#### [Information shown]

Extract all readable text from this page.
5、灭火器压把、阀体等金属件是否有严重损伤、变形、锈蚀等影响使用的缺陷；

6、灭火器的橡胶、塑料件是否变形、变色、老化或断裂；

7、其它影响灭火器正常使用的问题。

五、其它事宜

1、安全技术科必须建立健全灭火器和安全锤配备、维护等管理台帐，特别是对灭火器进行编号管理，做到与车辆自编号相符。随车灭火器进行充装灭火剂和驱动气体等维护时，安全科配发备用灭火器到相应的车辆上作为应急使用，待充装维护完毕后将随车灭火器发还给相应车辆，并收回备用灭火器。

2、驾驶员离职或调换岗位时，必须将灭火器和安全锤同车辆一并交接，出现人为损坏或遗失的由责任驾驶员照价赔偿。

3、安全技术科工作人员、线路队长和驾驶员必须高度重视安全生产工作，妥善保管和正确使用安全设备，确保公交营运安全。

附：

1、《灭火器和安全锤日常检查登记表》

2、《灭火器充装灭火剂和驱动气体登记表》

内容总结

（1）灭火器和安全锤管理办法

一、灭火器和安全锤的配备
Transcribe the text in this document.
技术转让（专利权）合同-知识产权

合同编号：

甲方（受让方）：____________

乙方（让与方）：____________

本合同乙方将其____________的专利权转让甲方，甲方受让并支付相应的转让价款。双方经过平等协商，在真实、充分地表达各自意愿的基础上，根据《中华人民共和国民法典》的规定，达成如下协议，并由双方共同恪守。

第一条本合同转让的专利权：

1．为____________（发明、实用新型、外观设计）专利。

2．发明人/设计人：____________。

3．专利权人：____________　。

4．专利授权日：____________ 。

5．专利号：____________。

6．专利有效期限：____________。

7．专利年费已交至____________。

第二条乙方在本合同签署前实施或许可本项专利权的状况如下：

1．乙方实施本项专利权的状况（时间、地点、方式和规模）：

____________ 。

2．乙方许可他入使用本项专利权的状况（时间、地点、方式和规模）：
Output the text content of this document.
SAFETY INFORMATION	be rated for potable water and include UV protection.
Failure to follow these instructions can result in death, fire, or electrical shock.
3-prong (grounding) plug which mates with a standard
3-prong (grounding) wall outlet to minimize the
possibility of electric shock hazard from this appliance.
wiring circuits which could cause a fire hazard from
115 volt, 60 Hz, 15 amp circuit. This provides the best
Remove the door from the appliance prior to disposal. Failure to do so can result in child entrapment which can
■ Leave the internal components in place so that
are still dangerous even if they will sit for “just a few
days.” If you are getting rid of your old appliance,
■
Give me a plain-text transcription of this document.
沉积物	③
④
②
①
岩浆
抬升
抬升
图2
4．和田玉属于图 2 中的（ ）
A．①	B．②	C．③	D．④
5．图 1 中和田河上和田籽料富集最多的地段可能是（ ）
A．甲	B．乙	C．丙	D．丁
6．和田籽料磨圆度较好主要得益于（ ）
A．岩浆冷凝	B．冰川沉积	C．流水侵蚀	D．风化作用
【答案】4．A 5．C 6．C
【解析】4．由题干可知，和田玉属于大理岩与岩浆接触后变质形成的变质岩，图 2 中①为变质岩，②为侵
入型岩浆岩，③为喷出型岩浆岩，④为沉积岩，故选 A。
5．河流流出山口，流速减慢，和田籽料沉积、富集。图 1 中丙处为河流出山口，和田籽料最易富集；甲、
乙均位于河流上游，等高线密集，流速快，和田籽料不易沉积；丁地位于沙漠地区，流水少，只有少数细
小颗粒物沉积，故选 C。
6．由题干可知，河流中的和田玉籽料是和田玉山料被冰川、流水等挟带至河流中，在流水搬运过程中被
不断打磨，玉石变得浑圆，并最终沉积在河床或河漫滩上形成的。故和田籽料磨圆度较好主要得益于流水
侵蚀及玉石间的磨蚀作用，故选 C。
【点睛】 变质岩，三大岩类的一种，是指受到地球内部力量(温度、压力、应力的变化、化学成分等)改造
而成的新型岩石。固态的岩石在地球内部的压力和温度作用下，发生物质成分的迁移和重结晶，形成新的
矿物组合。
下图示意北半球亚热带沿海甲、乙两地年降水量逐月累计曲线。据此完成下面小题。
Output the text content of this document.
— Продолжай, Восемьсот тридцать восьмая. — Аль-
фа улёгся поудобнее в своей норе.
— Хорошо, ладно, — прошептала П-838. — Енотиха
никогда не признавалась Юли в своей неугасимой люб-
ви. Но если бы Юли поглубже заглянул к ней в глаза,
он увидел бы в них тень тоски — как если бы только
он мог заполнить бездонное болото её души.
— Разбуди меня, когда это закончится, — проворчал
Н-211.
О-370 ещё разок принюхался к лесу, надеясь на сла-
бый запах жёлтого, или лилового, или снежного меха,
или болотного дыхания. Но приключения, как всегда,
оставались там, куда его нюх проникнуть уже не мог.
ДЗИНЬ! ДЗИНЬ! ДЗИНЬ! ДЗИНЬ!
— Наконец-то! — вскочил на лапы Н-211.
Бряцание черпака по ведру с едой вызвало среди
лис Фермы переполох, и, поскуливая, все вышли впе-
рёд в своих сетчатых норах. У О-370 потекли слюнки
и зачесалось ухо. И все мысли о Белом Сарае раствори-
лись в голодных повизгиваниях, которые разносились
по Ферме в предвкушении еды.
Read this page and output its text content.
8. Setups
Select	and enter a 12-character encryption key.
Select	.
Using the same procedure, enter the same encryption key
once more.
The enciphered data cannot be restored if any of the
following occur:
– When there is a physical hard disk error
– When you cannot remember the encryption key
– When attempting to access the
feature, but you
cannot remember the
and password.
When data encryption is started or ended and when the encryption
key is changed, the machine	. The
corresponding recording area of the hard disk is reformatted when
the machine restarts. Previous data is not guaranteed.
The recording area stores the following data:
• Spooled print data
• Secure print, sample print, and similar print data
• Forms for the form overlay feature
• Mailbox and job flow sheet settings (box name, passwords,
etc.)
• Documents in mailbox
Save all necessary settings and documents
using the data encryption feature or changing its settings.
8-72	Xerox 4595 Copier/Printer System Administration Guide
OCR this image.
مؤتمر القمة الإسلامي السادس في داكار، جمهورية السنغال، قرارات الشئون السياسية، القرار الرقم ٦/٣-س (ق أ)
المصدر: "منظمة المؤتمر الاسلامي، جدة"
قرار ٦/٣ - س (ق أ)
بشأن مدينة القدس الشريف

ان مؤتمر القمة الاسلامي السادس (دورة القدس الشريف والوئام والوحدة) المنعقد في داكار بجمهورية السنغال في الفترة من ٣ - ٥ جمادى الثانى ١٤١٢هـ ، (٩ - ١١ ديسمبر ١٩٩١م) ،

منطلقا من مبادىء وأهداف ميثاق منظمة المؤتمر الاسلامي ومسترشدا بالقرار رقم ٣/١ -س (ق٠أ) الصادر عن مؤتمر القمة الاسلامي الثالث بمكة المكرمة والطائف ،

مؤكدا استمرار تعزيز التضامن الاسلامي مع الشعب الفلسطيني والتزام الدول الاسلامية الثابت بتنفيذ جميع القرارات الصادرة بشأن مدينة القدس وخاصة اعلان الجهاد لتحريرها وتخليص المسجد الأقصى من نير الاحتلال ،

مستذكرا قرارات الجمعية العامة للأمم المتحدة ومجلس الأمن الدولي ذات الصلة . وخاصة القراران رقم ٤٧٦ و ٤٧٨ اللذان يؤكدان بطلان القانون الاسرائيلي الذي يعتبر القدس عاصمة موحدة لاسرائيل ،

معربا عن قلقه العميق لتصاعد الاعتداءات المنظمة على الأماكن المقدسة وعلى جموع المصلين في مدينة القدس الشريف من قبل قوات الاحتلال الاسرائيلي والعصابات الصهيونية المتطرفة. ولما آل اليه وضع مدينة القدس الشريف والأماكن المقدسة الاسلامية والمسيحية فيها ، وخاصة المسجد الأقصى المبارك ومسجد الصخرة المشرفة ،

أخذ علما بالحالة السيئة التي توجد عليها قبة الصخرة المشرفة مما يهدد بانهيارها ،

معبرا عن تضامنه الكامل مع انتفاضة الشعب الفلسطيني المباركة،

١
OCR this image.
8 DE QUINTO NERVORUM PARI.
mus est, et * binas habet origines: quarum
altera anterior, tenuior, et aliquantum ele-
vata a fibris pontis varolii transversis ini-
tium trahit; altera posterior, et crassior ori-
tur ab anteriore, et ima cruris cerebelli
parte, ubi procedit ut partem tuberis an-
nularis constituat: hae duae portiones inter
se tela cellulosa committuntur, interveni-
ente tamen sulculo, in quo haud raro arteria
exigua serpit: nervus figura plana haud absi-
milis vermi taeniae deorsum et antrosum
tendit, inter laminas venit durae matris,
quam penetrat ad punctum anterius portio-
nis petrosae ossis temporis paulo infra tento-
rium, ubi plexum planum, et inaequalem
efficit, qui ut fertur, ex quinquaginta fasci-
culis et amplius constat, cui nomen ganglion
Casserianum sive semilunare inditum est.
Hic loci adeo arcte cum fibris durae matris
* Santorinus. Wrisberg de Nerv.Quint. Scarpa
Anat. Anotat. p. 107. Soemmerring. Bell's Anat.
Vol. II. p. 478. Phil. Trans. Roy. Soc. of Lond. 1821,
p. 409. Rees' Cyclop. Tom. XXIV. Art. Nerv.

#### [Stated exercise]
Pull out each line of the listing that holds the string "altera".

#### [Task response]
altera anterior, tenuior, et aliquantum ele-
tium trahit; altera posterior, et crassior ori-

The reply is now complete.